Model Pricing

no_llm supports both token-based and character-based pricing models for LLM usage calculations.

Pricing Models

Token-Based Pricing

Token-based pricing is the most common model, where costs are calculated per thousand tokens:

from no_llm.config.metadata import TokenPrices

pricing = TokenPrices(
    input_price_per_1k=0.01,  # $0.01 per 1000 input tokens
    output_price_per_1k=0.03   # $0.03 per 1000 output tokens
)

Character-Based Pricing

Some models use character-based pricing instead:

from no_llm.config.metadata import CharacterPrices

pricing = CharacterPrices(
    input_price_per_1k=0.001,  # $0.001 per 1000 input characters
    output_price_per_1k=0.002  # $0.002 per 1000 output characters
)

Cost Calculation

You can calculate costs using either the model configuration or pricing models directly:

# Using ModelConfiguration
model_config = registry.get_model("gpt-4")
input_cost, output_cost = model_config.calculate_cost(
    input_tokens=1000,
    output_tokens=500
)

# Using pricing models directly
pricing = ModelPricing(
    token_prices=TokenPrices(
        input_price_per_1k=0.01,
        output_price_per_1k=0.03
    )
)
input_cost, output_cost = pricing.calculate_cost(
    input_size=1000,    # tokens or characters depending on pricing type
    output_size=500
)

Pricing Configuration

Models must have either token-based or character-based pricing configured. Attempting to configure both or neither will raise an InvalidPricingConfigError.

Token Counting Limitations

The current version has some limitations in token counting: - Reasoning steps tokens are not counted separately - Cached response tokens are not tracked

These features will be added in future releases.
——
_Brief_.
Please translate this sentence from the model pricing text into Spanish: "Models must have either token-based or character-based pricing configured."

[Bounding box prediction data]
——
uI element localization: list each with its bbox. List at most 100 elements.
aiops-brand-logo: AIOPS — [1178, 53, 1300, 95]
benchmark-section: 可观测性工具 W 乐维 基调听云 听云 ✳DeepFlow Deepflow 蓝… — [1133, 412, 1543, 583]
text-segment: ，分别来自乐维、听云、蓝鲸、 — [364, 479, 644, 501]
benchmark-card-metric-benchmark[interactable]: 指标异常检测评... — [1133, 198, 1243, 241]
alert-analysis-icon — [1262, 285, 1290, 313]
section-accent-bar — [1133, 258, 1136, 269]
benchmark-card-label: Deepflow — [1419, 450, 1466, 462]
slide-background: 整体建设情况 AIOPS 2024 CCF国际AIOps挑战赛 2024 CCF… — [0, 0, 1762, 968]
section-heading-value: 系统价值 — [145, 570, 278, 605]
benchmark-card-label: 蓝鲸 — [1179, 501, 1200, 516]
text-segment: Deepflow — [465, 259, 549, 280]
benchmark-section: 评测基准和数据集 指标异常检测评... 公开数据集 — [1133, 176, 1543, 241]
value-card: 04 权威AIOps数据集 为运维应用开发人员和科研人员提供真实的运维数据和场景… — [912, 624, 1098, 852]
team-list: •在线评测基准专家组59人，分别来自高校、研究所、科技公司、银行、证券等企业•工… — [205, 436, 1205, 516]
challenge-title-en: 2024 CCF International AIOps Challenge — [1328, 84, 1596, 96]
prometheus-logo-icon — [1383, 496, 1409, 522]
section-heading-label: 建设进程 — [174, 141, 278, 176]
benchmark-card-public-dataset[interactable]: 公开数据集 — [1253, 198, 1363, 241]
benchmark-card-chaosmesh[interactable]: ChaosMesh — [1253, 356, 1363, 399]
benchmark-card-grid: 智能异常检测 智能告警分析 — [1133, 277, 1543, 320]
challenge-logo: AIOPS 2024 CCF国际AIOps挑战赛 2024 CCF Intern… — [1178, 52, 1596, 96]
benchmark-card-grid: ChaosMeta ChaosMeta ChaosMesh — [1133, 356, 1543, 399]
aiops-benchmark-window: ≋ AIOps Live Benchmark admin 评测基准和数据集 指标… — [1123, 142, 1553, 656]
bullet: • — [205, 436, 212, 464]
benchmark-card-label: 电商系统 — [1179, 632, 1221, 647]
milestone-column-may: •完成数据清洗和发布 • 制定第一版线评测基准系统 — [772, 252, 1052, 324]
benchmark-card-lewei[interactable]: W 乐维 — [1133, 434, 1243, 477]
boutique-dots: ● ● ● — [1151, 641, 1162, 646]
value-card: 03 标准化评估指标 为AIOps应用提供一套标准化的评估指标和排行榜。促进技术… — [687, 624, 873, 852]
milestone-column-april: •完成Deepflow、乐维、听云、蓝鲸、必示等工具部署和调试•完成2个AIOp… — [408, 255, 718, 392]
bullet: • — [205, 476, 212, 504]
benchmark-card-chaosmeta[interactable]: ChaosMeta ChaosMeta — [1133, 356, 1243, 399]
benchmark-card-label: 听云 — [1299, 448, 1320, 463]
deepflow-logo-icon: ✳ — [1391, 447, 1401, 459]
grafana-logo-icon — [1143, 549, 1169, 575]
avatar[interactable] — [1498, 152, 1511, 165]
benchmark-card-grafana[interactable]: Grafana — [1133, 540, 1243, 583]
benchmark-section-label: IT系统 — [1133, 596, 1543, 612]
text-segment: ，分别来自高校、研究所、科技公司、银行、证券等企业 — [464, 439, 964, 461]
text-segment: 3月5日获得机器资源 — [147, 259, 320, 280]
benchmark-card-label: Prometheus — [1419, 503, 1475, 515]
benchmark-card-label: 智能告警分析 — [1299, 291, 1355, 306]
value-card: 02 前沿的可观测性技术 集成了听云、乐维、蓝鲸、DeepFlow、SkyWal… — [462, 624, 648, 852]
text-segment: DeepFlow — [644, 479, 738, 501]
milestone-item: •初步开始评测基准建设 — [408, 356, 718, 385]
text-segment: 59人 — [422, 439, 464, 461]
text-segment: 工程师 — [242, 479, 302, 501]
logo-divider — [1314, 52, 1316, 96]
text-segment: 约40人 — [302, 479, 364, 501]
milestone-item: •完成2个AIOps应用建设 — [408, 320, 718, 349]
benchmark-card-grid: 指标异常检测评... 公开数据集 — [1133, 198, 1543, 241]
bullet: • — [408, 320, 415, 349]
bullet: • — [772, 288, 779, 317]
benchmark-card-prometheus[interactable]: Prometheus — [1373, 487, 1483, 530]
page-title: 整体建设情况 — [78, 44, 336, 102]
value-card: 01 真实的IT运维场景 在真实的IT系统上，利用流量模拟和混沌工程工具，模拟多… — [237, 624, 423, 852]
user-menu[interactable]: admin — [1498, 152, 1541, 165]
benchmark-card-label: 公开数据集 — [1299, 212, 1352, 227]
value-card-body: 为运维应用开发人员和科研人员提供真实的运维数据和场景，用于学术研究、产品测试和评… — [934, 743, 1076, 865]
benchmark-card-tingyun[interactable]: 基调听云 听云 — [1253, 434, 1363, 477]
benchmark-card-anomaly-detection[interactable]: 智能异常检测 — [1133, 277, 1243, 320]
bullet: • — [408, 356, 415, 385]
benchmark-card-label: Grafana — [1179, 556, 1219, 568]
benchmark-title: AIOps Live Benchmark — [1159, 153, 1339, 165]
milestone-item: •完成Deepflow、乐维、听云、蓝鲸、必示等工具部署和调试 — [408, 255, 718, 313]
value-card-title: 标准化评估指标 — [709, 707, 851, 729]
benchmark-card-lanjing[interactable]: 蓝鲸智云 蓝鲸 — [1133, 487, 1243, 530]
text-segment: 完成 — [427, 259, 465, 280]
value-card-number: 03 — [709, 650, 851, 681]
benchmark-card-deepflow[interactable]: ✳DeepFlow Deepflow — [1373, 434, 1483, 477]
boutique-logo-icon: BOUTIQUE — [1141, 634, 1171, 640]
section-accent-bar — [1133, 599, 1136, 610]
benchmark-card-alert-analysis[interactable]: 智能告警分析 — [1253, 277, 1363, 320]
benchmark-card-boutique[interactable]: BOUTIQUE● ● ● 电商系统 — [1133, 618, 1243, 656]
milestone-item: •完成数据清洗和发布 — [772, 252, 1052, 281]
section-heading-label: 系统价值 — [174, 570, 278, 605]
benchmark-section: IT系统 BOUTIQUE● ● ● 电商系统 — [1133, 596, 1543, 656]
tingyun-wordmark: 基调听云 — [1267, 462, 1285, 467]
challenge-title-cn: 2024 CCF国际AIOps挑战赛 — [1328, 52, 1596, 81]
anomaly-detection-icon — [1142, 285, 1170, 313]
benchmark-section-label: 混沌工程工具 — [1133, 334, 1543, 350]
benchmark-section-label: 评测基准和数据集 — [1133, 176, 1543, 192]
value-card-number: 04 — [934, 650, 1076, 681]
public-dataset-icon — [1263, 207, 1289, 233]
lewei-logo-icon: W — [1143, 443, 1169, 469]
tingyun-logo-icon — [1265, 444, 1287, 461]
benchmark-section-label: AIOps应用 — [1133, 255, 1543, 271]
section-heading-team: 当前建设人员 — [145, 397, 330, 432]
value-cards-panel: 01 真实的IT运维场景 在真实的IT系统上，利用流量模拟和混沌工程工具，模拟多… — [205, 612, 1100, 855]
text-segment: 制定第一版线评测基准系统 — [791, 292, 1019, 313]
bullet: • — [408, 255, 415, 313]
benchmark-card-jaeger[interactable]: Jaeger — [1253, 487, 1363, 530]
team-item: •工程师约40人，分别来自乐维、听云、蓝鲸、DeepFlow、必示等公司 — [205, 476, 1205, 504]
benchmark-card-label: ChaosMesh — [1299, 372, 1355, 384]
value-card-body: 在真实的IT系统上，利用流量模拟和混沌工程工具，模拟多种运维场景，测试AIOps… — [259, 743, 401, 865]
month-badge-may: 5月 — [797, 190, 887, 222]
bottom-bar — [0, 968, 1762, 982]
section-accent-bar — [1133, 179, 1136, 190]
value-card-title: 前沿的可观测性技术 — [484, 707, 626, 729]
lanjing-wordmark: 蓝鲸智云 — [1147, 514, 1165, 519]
——
_Exercise solution_.
Los modelos deben tener configurados precios basados en tokens o precios basados en caracteres.